Aim of the exercise | From the entries below, list each line with "шается".

### Exercise input ###

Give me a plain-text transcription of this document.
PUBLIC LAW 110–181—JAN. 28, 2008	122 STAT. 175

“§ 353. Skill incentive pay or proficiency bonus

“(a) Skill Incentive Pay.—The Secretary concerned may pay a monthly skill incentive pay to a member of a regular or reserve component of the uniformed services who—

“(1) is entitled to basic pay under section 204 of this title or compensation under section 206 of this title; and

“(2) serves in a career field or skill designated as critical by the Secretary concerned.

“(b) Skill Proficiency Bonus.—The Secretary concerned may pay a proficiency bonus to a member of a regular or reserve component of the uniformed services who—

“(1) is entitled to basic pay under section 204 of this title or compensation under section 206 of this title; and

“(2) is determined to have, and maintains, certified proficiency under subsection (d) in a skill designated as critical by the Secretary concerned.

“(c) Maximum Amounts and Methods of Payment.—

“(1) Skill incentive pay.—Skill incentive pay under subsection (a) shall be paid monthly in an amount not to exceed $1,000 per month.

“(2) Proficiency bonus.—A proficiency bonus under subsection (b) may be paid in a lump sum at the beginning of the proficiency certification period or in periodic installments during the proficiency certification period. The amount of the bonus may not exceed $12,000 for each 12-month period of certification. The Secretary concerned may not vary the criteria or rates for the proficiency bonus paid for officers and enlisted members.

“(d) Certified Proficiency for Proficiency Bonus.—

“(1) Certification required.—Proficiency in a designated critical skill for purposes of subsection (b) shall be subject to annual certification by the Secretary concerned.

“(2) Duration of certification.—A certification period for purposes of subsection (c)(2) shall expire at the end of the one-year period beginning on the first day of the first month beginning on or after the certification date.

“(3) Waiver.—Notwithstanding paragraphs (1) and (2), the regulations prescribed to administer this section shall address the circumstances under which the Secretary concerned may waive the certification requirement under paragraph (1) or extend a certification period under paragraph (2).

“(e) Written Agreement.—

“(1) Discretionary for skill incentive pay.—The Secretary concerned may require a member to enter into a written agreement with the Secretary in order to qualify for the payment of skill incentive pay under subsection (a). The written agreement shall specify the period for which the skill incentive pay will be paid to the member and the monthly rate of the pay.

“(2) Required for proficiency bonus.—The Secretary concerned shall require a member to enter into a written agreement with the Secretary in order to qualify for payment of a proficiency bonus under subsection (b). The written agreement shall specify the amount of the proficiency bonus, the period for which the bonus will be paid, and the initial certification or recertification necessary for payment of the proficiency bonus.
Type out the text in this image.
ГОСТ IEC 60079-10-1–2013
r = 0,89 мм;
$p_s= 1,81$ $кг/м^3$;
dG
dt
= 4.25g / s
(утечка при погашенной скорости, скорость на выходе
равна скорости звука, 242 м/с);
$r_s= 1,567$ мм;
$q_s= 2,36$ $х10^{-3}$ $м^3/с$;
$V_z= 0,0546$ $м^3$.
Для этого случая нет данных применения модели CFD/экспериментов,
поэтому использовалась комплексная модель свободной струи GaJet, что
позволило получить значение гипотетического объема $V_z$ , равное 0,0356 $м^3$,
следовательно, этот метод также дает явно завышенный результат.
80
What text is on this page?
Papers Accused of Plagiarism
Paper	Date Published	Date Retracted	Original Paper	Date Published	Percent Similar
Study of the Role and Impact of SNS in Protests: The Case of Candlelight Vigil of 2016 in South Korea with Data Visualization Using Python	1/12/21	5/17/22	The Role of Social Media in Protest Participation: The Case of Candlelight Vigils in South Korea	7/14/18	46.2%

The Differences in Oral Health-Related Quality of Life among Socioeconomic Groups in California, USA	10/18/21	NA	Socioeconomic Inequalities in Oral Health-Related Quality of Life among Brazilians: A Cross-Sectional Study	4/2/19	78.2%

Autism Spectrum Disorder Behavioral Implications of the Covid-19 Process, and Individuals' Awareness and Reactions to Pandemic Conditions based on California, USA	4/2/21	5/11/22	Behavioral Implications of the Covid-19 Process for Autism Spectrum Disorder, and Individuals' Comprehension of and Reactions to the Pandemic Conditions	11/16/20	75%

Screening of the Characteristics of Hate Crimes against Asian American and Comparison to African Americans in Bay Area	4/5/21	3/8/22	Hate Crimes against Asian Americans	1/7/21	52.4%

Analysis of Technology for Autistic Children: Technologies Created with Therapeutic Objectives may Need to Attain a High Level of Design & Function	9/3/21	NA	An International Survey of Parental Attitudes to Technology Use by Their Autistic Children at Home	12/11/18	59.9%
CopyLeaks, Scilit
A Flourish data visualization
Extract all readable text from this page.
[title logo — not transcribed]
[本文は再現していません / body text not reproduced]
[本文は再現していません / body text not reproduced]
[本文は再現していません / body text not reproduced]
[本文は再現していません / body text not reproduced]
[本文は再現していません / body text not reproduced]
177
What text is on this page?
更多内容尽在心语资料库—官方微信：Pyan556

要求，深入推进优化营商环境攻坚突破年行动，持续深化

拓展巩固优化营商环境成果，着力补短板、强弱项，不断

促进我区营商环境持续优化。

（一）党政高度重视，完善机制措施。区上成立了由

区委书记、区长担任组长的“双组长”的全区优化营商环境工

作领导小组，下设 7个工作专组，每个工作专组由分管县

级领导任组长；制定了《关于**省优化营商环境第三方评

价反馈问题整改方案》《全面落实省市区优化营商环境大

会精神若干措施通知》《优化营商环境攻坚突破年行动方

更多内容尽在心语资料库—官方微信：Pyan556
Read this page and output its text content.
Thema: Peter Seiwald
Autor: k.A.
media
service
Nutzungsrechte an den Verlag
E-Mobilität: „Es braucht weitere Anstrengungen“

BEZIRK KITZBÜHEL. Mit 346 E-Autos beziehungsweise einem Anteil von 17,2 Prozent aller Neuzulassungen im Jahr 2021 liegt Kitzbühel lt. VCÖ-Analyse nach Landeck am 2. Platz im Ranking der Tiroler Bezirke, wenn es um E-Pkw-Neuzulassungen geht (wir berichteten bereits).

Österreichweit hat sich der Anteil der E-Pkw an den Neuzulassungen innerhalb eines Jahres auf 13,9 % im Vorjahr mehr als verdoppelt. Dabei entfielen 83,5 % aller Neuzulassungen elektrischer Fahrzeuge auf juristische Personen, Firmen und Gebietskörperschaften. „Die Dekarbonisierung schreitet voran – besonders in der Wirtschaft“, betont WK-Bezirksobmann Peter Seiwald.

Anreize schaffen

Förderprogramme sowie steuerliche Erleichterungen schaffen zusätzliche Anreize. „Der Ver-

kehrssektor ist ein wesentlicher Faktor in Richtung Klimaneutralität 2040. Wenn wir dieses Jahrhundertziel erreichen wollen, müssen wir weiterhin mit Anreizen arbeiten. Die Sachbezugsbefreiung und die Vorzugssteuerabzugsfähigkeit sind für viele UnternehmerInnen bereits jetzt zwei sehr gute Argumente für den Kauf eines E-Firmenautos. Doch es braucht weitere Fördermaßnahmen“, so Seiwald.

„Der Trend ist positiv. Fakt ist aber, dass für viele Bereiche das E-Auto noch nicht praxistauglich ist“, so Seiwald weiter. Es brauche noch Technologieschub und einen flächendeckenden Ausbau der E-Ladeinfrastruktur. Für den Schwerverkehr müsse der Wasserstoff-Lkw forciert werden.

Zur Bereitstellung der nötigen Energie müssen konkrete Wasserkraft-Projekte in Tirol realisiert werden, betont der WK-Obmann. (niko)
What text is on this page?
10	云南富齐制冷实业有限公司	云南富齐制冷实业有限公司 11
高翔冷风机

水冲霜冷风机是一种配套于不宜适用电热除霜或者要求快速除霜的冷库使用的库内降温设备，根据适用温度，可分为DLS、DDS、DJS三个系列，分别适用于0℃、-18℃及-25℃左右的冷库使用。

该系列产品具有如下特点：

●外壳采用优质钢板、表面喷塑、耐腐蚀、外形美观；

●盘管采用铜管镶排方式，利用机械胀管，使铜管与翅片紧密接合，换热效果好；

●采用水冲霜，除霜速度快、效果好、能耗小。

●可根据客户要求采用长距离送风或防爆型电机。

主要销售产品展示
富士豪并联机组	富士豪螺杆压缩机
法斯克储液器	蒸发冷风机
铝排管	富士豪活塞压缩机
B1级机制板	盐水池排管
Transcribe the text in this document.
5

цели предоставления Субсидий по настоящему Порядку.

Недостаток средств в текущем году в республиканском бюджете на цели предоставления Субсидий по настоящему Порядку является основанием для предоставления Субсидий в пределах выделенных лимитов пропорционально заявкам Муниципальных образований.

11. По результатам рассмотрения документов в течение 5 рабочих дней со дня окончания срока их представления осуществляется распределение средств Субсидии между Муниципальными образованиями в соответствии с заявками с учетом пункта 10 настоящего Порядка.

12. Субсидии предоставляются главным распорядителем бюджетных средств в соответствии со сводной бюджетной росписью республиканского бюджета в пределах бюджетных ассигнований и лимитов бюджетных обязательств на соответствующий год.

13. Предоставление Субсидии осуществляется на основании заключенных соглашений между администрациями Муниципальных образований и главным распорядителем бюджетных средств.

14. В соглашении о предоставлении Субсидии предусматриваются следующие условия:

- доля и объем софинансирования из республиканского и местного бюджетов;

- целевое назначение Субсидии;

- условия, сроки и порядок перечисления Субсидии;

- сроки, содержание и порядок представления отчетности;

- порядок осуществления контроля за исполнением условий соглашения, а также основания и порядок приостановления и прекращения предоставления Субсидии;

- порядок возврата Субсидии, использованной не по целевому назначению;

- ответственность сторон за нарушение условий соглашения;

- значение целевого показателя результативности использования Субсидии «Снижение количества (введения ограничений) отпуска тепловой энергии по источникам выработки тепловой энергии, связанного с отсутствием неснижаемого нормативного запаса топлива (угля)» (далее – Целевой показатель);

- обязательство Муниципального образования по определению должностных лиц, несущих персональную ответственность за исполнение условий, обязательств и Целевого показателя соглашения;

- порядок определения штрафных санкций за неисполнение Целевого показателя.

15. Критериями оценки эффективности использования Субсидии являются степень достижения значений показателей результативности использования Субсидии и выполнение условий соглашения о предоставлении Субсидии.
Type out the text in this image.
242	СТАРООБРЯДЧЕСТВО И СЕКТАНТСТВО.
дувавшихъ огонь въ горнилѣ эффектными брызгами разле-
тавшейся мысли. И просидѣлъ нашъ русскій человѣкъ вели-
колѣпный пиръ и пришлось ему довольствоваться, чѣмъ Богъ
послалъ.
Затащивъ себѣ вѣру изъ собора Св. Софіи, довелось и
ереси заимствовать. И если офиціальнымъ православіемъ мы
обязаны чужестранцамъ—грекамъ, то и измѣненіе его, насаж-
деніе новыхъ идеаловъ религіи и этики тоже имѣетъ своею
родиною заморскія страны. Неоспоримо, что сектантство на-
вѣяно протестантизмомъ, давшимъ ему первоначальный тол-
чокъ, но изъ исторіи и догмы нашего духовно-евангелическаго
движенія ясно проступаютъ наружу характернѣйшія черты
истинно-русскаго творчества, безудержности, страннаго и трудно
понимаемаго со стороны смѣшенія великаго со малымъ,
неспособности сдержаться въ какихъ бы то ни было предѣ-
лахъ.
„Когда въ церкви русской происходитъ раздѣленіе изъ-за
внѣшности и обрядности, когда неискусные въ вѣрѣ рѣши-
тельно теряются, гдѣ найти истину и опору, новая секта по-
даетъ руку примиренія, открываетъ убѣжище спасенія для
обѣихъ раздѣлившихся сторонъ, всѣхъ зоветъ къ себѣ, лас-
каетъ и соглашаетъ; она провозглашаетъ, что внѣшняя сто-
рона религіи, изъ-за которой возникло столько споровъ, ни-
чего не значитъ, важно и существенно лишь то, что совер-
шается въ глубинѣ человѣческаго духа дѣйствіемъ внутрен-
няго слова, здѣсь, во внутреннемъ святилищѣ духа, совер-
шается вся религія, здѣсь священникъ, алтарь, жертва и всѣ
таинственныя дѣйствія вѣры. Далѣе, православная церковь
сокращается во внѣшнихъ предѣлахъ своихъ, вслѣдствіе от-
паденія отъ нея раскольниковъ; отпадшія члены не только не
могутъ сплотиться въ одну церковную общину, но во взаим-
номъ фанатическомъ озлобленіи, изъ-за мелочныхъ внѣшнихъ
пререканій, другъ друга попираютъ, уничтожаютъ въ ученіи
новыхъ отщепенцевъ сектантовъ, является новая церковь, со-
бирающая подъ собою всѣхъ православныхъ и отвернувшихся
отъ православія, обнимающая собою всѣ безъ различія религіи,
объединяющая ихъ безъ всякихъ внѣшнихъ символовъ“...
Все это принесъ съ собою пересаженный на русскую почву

###

Exercise result |
шается въ глубинѣ человѣческаго духа дѣйствіемъ внутрен-
шается вся религія, здѣсь священникъ, алтарь, жертва и всѣ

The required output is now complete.